Set exercise: Please report every line from the material that contains the word "need".
::::
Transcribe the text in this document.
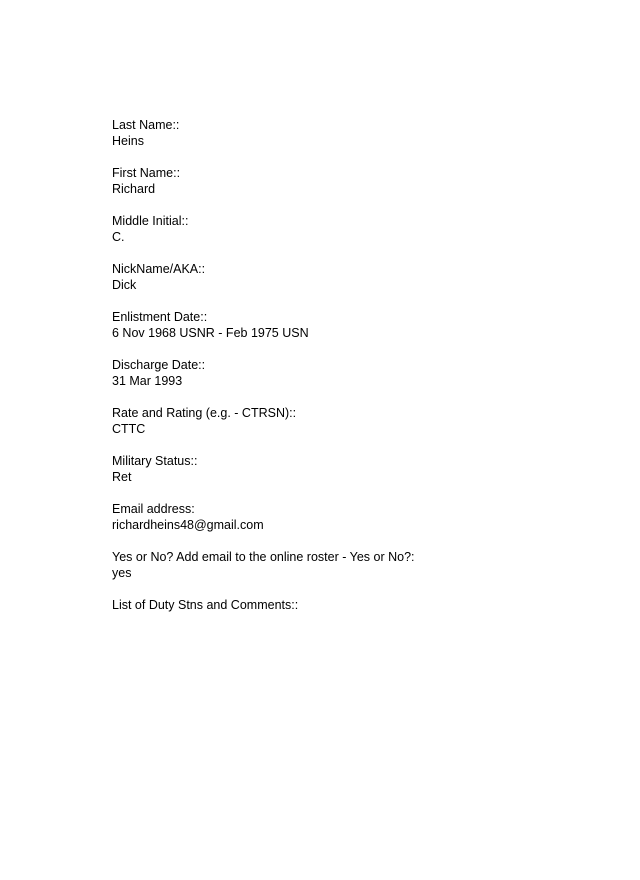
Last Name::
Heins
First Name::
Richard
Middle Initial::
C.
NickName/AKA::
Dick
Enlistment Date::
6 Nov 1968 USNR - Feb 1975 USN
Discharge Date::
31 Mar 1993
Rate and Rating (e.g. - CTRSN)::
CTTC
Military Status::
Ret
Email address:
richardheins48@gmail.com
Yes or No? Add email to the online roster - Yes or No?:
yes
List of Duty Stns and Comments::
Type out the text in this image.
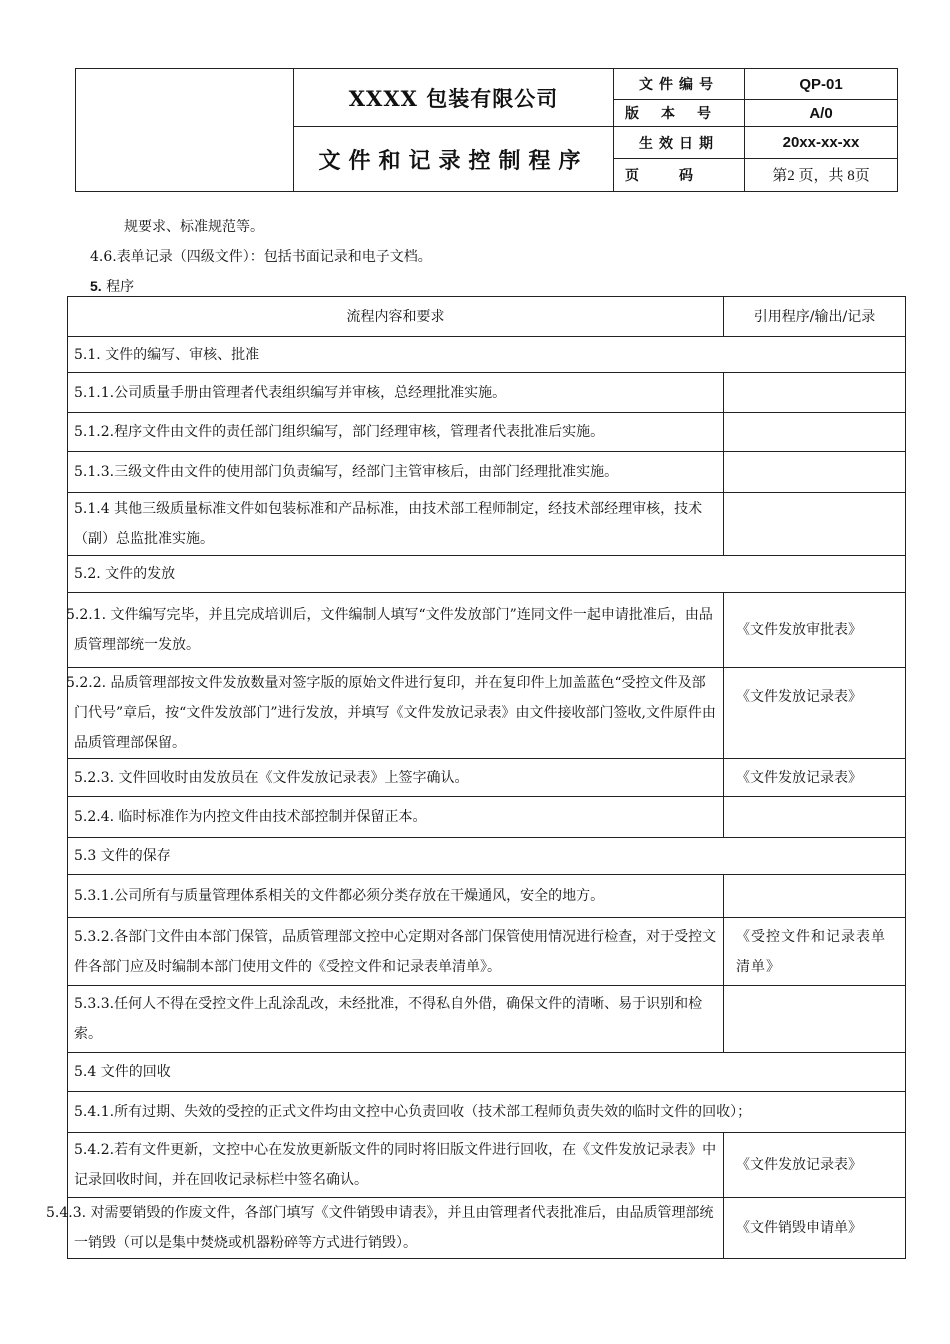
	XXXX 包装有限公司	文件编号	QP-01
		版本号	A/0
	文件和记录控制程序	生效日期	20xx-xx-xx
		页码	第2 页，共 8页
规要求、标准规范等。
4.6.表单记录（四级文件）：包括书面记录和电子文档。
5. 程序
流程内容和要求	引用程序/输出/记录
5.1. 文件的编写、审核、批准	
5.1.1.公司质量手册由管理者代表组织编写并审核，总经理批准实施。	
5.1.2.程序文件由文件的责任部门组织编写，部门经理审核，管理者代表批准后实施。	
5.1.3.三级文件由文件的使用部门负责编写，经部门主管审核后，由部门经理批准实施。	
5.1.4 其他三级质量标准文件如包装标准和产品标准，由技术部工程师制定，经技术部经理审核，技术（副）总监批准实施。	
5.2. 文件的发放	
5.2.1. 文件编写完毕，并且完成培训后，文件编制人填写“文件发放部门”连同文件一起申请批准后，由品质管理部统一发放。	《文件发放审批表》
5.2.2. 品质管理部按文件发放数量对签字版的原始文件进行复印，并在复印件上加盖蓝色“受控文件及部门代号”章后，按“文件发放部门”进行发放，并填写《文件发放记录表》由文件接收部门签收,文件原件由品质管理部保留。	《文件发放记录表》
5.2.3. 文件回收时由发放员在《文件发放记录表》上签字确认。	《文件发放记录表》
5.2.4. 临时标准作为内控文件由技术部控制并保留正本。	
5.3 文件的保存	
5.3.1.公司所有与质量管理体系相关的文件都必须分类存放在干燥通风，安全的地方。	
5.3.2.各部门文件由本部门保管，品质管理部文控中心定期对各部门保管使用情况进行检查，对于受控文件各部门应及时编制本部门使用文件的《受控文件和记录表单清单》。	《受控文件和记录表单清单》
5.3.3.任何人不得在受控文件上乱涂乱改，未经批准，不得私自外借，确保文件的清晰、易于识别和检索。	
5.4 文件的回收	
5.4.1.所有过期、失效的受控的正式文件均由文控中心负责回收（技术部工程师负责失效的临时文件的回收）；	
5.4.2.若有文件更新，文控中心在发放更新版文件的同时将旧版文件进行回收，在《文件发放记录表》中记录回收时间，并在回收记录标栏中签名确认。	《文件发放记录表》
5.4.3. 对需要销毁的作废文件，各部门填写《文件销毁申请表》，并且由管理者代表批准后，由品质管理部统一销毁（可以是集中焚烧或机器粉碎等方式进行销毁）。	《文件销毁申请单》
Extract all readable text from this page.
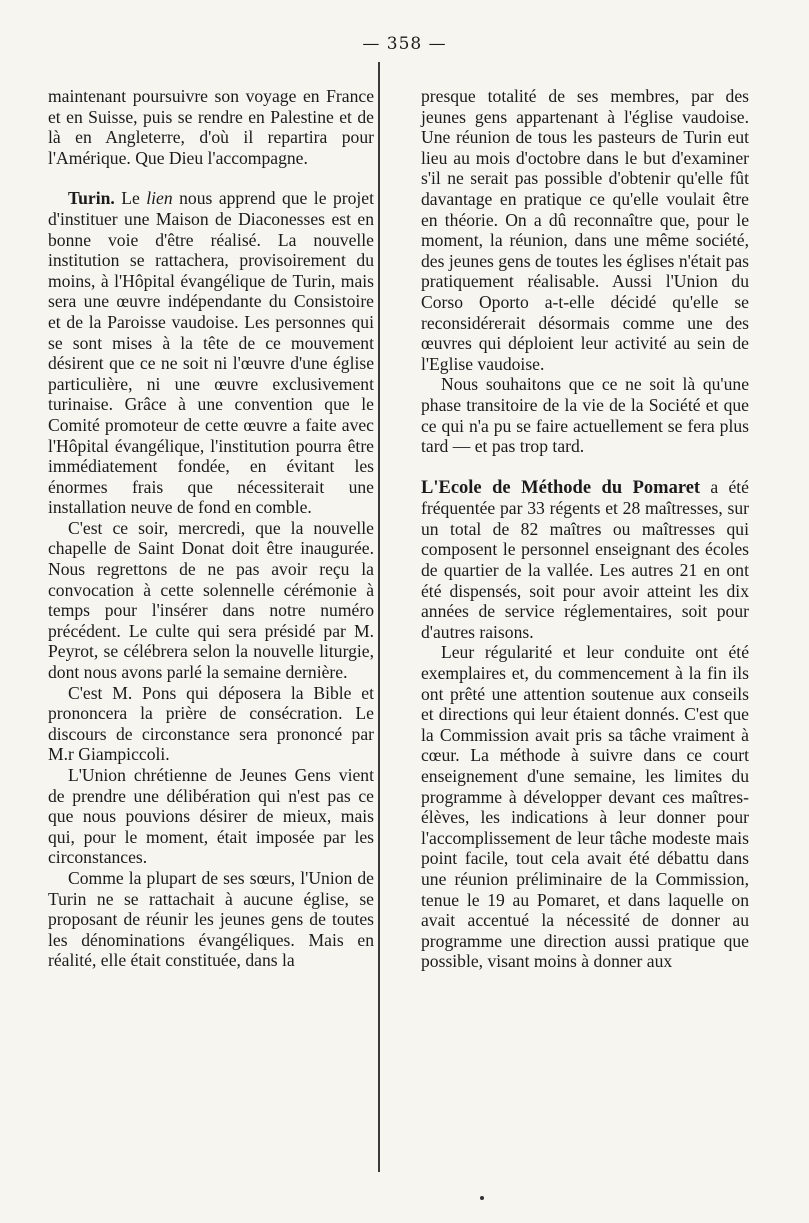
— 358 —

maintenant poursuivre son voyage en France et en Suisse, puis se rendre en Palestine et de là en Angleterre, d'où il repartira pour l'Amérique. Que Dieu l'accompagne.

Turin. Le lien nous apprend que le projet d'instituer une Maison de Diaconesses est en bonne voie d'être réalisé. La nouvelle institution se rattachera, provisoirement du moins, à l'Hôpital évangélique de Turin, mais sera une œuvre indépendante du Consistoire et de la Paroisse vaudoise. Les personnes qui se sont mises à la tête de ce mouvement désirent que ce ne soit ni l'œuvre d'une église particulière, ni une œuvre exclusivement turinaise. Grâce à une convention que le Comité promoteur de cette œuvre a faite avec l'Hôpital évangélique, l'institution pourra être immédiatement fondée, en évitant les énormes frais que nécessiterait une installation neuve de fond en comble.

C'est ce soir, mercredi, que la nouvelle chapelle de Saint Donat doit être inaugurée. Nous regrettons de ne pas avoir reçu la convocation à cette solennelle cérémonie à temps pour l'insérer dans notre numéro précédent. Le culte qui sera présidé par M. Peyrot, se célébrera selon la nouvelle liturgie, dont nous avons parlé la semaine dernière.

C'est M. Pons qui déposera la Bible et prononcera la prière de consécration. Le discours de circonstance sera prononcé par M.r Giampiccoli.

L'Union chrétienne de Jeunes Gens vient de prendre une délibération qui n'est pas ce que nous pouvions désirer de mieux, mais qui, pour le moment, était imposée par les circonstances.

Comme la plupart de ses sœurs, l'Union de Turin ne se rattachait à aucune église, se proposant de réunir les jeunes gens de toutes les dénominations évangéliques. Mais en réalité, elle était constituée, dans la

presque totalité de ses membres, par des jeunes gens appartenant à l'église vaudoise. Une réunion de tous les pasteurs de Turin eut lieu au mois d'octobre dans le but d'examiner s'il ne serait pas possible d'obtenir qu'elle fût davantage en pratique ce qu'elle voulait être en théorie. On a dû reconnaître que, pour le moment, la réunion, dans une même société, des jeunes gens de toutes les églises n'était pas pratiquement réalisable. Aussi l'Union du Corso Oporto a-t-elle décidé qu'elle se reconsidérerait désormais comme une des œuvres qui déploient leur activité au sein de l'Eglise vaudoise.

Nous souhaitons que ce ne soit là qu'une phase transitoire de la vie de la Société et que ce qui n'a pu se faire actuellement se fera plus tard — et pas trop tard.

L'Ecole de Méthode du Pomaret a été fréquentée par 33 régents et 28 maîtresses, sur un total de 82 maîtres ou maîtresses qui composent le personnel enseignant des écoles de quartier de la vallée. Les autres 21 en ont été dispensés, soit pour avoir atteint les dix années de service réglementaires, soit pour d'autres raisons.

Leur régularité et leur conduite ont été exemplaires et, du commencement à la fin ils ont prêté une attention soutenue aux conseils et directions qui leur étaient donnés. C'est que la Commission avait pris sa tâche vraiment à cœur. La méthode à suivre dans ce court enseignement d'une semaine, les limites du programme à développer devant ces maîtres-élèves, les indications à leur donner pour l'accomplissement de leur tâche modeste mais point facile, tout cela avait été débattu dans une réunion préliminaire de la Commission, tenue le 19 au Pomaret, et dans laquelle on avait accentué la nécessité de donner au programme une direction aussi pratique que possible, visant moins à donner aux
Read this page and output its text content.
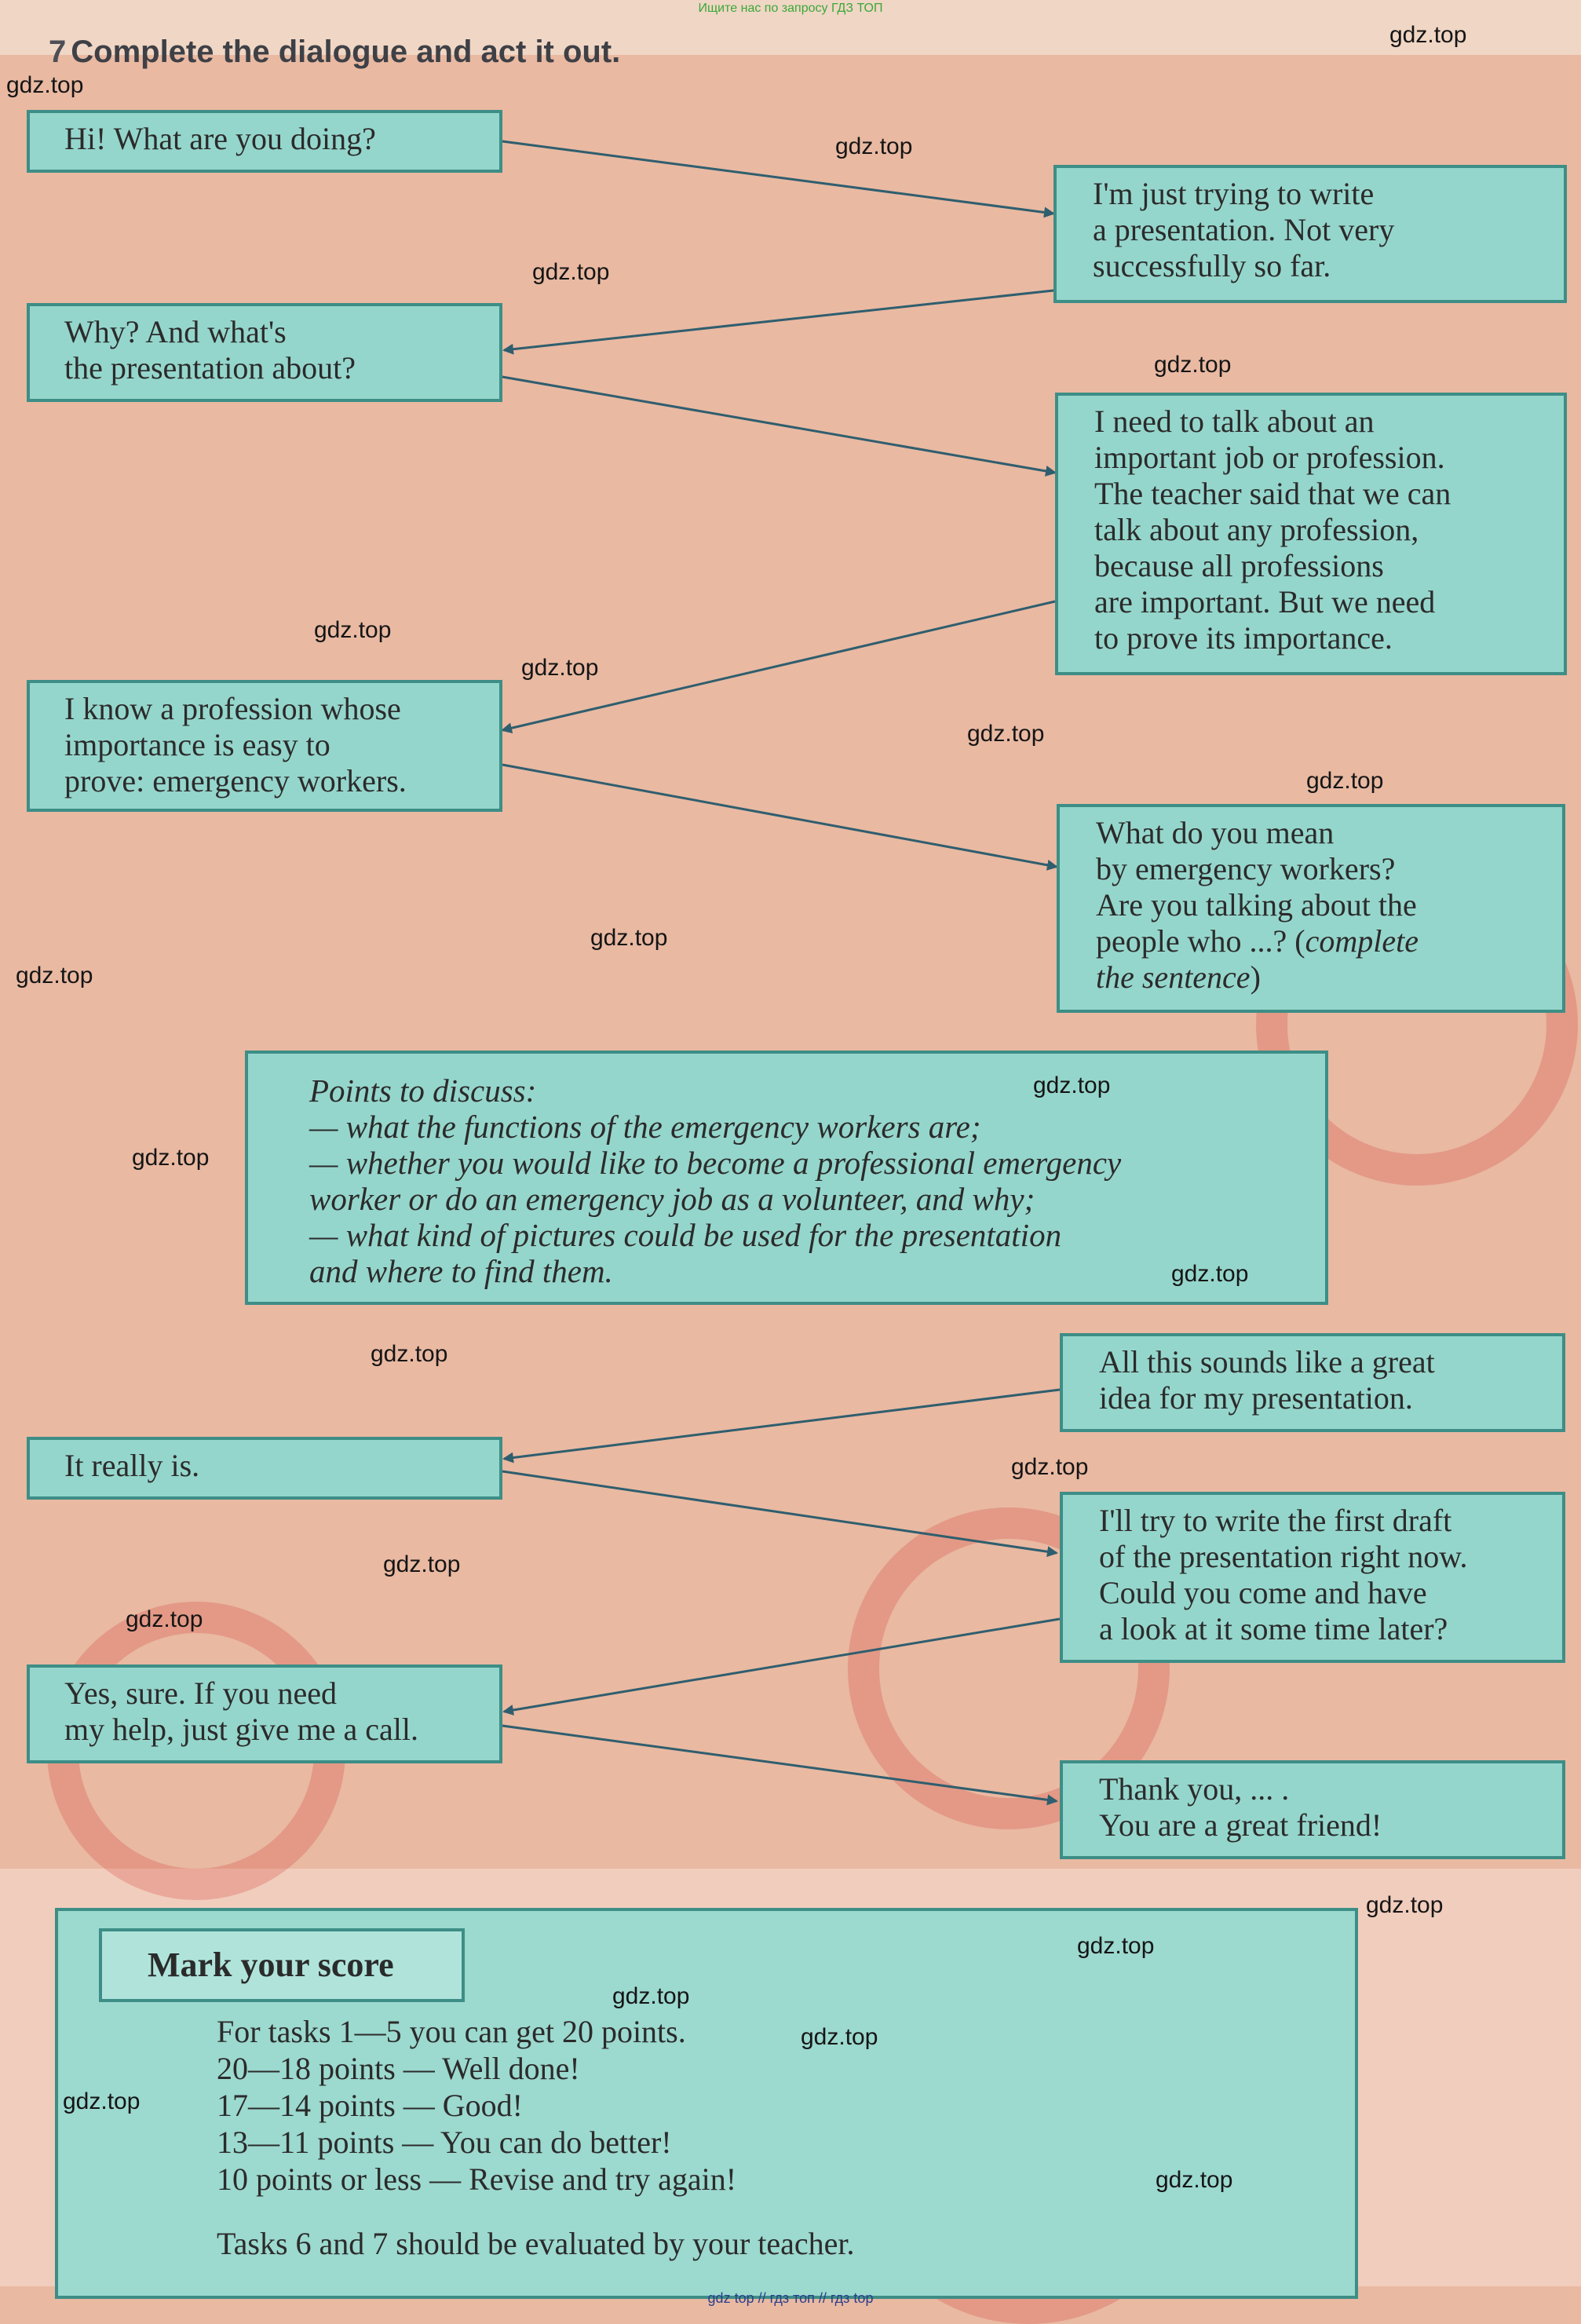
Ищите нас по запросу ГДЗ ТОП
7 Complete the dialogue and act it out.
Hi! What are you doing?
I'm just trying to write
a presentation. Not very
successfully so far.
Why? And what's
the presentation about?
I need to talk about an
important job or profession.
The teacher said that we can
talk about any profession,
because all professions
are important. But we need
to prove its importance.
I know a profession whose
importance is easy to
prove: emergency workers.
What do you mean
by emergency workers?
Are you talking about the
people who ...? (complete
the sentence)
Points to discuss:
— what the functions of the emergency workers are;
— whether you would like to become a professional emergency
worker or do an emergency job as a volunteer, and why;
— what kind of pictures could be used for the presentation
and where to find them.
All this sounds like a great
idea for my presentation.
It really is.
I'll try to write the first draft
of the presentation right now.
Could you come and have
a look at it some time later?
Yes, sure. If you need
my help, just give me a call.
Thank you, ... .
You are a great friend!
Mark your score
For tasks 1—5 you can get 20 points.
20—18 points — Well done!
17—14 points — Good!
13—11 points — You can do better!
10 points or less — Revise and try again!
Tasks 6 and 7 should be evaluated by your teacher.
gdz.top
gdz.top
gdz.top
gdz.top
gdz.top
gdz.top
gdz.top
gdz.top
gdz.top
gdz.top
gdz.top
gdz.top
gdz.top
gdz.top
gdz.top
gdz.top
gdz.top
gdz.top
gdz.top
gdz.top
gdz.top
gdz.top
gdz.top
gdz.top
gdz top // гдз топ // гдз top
::::
The solution:
I need to talk about an
are important. But we need
Yes, sure. If you need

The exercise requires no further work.